*提供文本:*

(论文)[2024-SIG-C] Neural Bounding

Posted on 2024-08-07 Edited on 2024-08-09 In CG.Paper Views:

提出了一种新的求 bounding 的方式，引入非对称的 loss 去限制 FN=0，但是训练很慢，推理也比较慢，但是 bounding 更加紧致，不能泛化（单物体训练）

Neural Bounding

作者：Stephanie Wenxin Liu
项目主页，有开源代码
- RTX 3090 感觉跑起来很慢，半小时了一个都还没跑完

贡献

提出了一种新的求 bounding 的方式，引入非对称的 loss 去限制 FN=0，但是训练很慢，推理也比较慢，但是 bounding 更加紧致，不能泛化（单物体训练）
感觉它把非对称 loss 当作最大贡献了
引入网络也算创新点吧
不太懂为啥能发出来，感觉乱七八糟的。。。

Abstract

Bounding Volume 可以转化为一个分类问题：这个空间是否被占据
要求
- false positive（FP）尽可能少：效率高
- false negative（FN）不能出现：保证正确性
示例：box (a), ellipsoid (b), k-oriented planes (c), common neural networks (d) and a neural network trained using our approach (e)

Introduction

BVH 的 trade offs
- 和 bounding primitive 求交的计算代价
- 和原始 primitive 求教的计算代价
- bounding primitive 的 FP rate
理想的 bounding 策略：FP rate 低、bounding primitive 的计算代价低
经典策略：spheres, boxes, oriented boxes, k discretely-oriented polytopes (k-DOPs)
- result in poor FP rates as they remain convex
本文，利用 NN 实现
- high-dimensional, non-linear, concave bounding with a combination of simplicity, flexibility and testing speed
挑战：如何让 NN 的 FN rate 为 0
两种策略
- 先找 bounding，然后使用 NN 近似
- 使用 NN 去估计复杂几何体，然后进行保守估计
为了实用：网络需要 small and simple（快）
应用
- two, three and 4D point queries, 2D and 3D range queries as well as queries of dynamic scenes
- 传统方法的优化

previous work

k-DOPs、AABB 等
BVH
NN
- Neural intersection functions：不是保守的，静态场景
- Occupancy Networks（CVPR2019）
其他领域
- Neural Polytopes
- Neural collision detection for deformable objects
非对称 loss

our approach

Method

学习一个 indicator function \(f(\mathrm{x})\in\mathbb{R}^{n}\to\{0,1\}\)

*待办任务:*
a) 判断下列说法是否符合这篇 Neural Bounding 笔记，每条答"是"或"否"，并原样引用起决定作用的原文：(i) 笔记要求 false negative 不能出现，以保证正确性；(ii) 笔记认为球、盒等经典策略因为保持凸性，FP rate 较差；(iii) 笔记认为该方法训练后可以泛化到其他物体。
b) 从这篇 Neural Bounding 笔记的最后一句之后接着往下写。
后面的数据与这篇 Neural Bounding 笔记没有关系。

*存储数据:*
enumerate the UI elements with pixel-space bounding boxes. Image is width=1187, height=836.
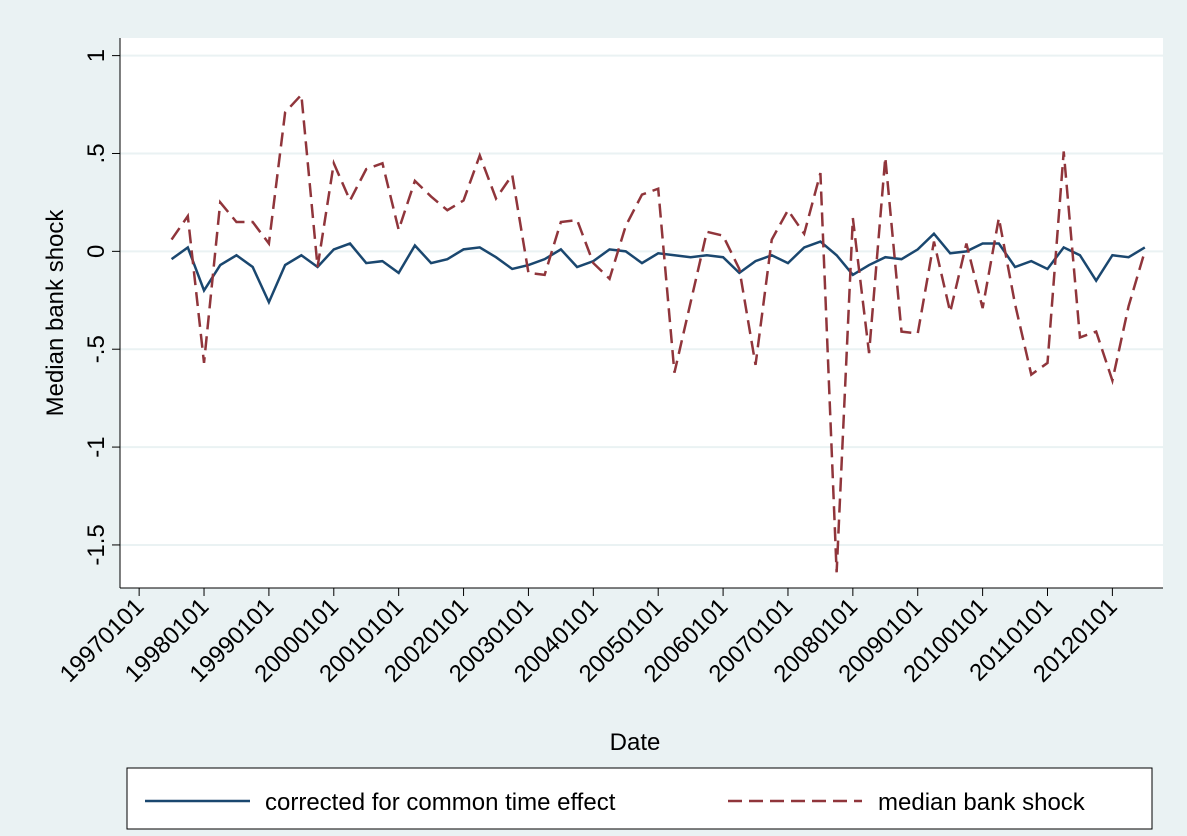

*最终结果:*
a)
(i) 是。"false negative（FN）不能出现：保证正确性"
(ii) 是。"result in poor FP rates as they remain convex"
(iii) 否。"不能泛化（单物体训练）"

b)
- 1：inside、on the surface
- 0：else
query function \(g(\mathrm{r})\in\mathbb{R}^{m}\to\{0,1\}\)，region \(\mathrm{r}\)
- 1：存在一个 \(\mathrm{r}\) 中的点 \(\mathrm{x}\) 满足 \(f(\mathrm{x})=1\)
- 0：else
- 点查询：\(g=f\)
- 范围查询：\(\mathrm{r}\) 是区域的一个参数化（例如 AABB 的两个端点）
\(h_{\theta}(\mathrm{r})\in\mathbb{R}^{m}\to\{0,1\}\)
- 可学习的参数 \(\theta\)
- 当 \(g=1\) 的时候，严格为 1；其他没关系（允许 FP）
loss \(\mathcal{L}\)
- \(\alpha\to\infty\) ：不允许 FN
- \(\beta=1\)：FP 越少越好

\[ \mathcal{L}(\theta)=\int c(\mathbf{r})\mathrm d\mathbf{r} \]

\[ c(\mathbf{r})= \begin{cases} 0& \text{if}\ g(\mathbf{r})=0\ \text{and}\ h_\theta(\mathbf{r})=0,&\text{TN}\\ \alpha& \text{if}\ g(\mathbf{r})=1\ \text{and}\ h_\theta(\mathbf{r})=0,&\text{FN}\\ \beta& \text{if}\ g(\mathbf{r})=0\ \text{and}\ h_\theta(\mathbf{r})=1,&\text{FP}\\ 0& \text{if}\ g(\mathbf{r})=1\ \text{and}\ h_\theta(\mathbf{r})=1,&\text{TP} \end{cases} \]

\(c\) 不连续，只有在 surface 边界才有导数
无穷无法处理
\(\mathcal{L}\) 的修改
- \(\alpha(t),\beta(t)\) 替换 \(\alpha,\beta\)：极限意义上 FN 的代价还是 \(\infty\)
  - \(t\uparrow\Longrightarrow\alpha\uparrow,\beta\downarrow\)（补充材料是不是说反了，和前面这里的逻辑反一下）
    - \(\alpha\) 变化就够了（引入了不对称性），\(\beta\) 反向变化是为了加速训练
    - 代码里面其实只修改了降低了 \(\beta\)
  - FN：\(\hat{y}=0,y=1\)，loss 体现在 \(\alpha\) 项
weighted binary cross-entropy（indicator function）

\[ \hat{\mathcal{L}}(\theta)=-\mathbb{E}_i[\alpha(t)\cdot y_i\log(\hat{y}_{i,\theta})+\beta(t)\cdot(1-y_i)\log(1-\hat{y}_{i,\theta})] \]

\[ \hat{y}_{\theta}=h_{\theta}(\mathrm{x}),y=f(\mathrm{x}) \]

计算流程如下（region query function）

Neural Bounding Hierarchies

树结构需要用户构建：NN 只在每个节点上进行
有点无语的。。。。。。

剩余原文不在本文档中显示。